## STATED TASK
Copy the following rows word for word, without changing anything.

(Spatial layout entries)
========================================
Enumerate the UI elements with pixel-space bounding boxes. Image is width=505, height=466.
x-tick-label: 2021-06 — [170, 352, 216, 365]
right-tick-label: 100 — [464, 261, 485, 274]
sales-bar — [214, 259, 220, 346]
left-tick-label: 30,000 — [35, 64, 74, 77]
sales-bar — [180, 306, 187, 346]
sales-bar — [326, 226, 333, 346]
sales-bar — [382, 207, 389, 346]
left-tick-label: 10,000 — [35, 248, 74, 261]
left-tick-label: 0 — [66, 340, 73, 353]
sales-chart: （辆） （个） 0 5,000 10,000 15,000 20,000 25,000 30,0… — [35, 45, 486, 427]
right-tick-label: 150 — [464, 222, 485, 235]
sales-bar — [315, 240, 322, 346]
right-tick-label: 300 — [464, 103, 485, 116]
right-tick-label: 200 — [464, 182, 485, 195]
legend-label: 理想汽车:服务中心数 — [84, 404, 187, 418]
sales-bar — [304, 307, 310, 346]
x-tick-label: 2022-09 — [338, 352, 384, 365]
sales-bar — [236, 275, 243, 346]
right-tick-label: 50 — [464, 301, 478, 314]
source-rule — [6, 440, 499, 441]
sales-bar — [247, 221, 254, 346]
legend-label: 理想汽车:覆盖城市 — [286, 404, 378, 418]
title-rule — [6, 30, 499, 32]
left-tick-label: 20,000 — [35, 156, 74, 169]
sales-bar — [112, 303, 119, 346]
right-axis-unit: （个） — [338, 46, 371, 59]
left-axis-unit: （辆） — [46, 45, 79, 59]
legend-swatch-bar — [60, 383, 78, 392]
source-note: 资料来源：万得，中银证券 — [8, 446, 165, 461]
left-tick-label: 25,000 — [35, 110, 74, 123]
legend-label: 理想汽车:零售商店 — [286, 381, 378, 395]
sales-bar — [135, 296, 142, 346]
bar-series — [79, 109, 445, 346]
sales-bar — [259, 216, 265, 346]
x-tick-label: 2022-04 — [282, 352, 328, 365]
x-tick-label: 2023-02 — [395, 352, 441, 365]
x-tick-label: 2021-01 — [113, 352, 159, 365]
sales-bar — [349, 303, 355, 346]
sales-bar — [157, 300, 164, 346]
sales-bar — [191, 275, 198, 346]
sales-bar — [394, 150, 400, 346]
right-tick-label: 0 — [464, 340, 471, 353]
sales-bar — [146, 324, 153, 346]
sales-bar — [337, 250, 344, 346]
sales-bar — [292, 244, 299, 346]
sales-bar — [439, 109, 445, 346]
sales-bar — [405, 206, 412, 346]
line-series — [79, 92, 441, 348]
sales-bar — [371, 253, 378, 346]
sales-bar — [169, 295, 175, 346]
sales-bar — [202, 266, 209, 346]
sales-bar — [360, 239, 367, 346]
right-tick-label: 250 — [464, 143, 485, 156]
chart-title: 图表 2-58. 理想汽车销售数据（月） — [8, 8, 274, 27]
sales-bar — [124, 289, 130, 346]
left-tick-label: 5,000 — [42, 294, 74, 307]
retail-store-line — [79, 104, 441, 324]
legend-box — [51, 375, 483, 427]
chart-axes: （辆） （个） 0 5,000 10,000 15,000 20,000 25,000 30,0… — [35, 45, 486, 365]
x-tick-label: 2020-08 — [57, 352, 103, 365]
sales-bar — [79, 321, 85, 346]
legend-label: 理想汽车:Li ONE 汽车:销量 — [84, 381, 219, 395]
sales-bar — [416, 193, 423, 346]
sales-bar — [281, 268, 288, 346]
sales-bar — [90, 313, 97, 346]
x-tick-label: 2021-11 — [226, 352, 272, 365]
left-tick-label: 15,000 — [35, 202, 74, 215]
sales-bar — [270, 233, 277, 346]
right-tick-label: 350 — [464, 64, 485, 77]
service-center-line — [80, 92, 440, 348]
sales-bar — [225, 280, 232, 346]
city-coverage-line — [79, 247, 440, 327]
========================================
## OUTPUT OF THE EXERCISE
Enumerate the UI elements with pixel-space bounding boxes. Image is width=505, height=466.
x-tick-label: 2021-06 — [170, 352, 216, 365]
right-tick-label: 100 — [464, 261, 485, 274]
sales-bar — [214, 259, 220, 346]
left-tick-label: 30,000 — [35, 64, 74, 77]
sales-bar — [180, 306, 187, 346]
sales-bar — [326, 226, 333, 346]
sales-bar — [382, 207, 389, 346]
left-tick-label: 10,000 — [35, 248, 74, 261]
left-tick-label: 0 — [66, 340, 73, 353]
sales-chart: （辆） （个） 0 5,000 10,000 15,000 20,000 25,000 30,0… — [35, 45, 486, 427]
right-tick-label: 150 — [464, 222, 485, 235]
sales-bar — [315, 240, 322, 346]
right-tick-label: 300 — [464, 103, 485, 116]
right-tick-label: 200 — [464, 182, 485, 195]
legend-label: 理想汽车:服务中心数 — [84, 404, 187, 418]
sales-bar — [304, 307, 310, 346]
x-tick-label: 2022-09 — [338, 352, 384, 365]
sales-bar — [236, 275, 243, 346]
right-tick-label: 50 — [464, 301, 478, 314]
source-rule — [6, 440, 499, 441]
sales-bar — [247, 221, 254, 346]
legend-label: 理想汽车:覆盖城市 — [286, 404, 378, 418]
title-rule — [6, 30, 499, 32]
left-tick-label: 20,000 — [35, 156, 74, 169]
sales-bar — [112, 303, 119, 346]
right-axis-unit: （个） — [338, 46, 371, 59]
left-axis-unit: （辆） — [46, 45, 79, 59]
legend-swatch-bar — [60, 383, 78, 392]
source-note: 资料来源：万得，中银证券 — [8, 446, 165, 461]
left-tick-label: 25,000 — [35, 110, 74, 123]
legend-label: 理想汽车:零售商店 — [286, 381, 378, 395]
sales-bar — [135, 296, 142, 346]
bar-series — [79, 109, 445, 346]
sales-bar — [259, 216, 265, 346]
x-tick-label: 2022-04 — [282, 352, 328, 365]
x-tick-label: 2023-02 — [395, 352, 441, 365]
x-tick-label: 2021-01 — [113, 352, 159, 365]
sales-bar — [349, 303, 355, 346]
sales-bar — [157, 300, 164, 346]
sales-bar — [191, 275, 198, 346]
sales-bar — [394, 150, 400, 346]
right-tick-label: 0 — [464, 340, 471, 353]
sales-bar — [146, 324, 153, 346]
sales-bar — [337, 250, 344, 346]
sales-bar — [292, 244, 299, 346]
sales-bar — [439, 109, 445, 346]
sales-bar — [405, 206, 412, 346]
line-series — [79, 92, 441, 348]
sales-bar — [371, 253, 378, 346]
sales-bar — [169, 295, 175, 346]
sales-bar — [202, 266, 209, 346]
sales-bar — [360, 239, 367, 346]
right-tick-label: 250 — [464, 143, 485, 156]
chart-title: 图表 2-58. 理想汽车销售数据（月） — [8, 8, 274, 27]
sales-bar — [124, 289, 130, 346]
left-tick-label: 5,000 — [42, 294, 74, 307]
retail-store-line — [79, 104, 441, 324]
legend-box — [51, 375, 483, 427]
chart-axes: （辆） （个） 0 5,000 10,000 15,000 20,000 25,000 30,0… — [35, 45, 486, 365]
x-tick-label: 2020-08 — [57, 352, 103, 365]
sales-bar — [79, 321, 85, 346]
legend-label: 理想汽车:Li ONE 汽车:销量 — [84, 381, 219, 395]
sales-bar — [416, 193, 423, 346]
sales-bar — [281, 268, 288, 346]
sales-bar — [90, 313, 97, 346]
x-tick-label: 2021-11 — [226, 352, 272, 365]
left-tick-label: 15,000 — [35, 202, 74, 215]
sales-bar — [270, 233, 277, 346]
right-tick-label: 350 — [464, 64, 485, 77]
service-center-line — [80, 92, 440, 348]
sales-bar — [225, 280, 232, 346]
city-coverage-line — [79, 247, 440, 327]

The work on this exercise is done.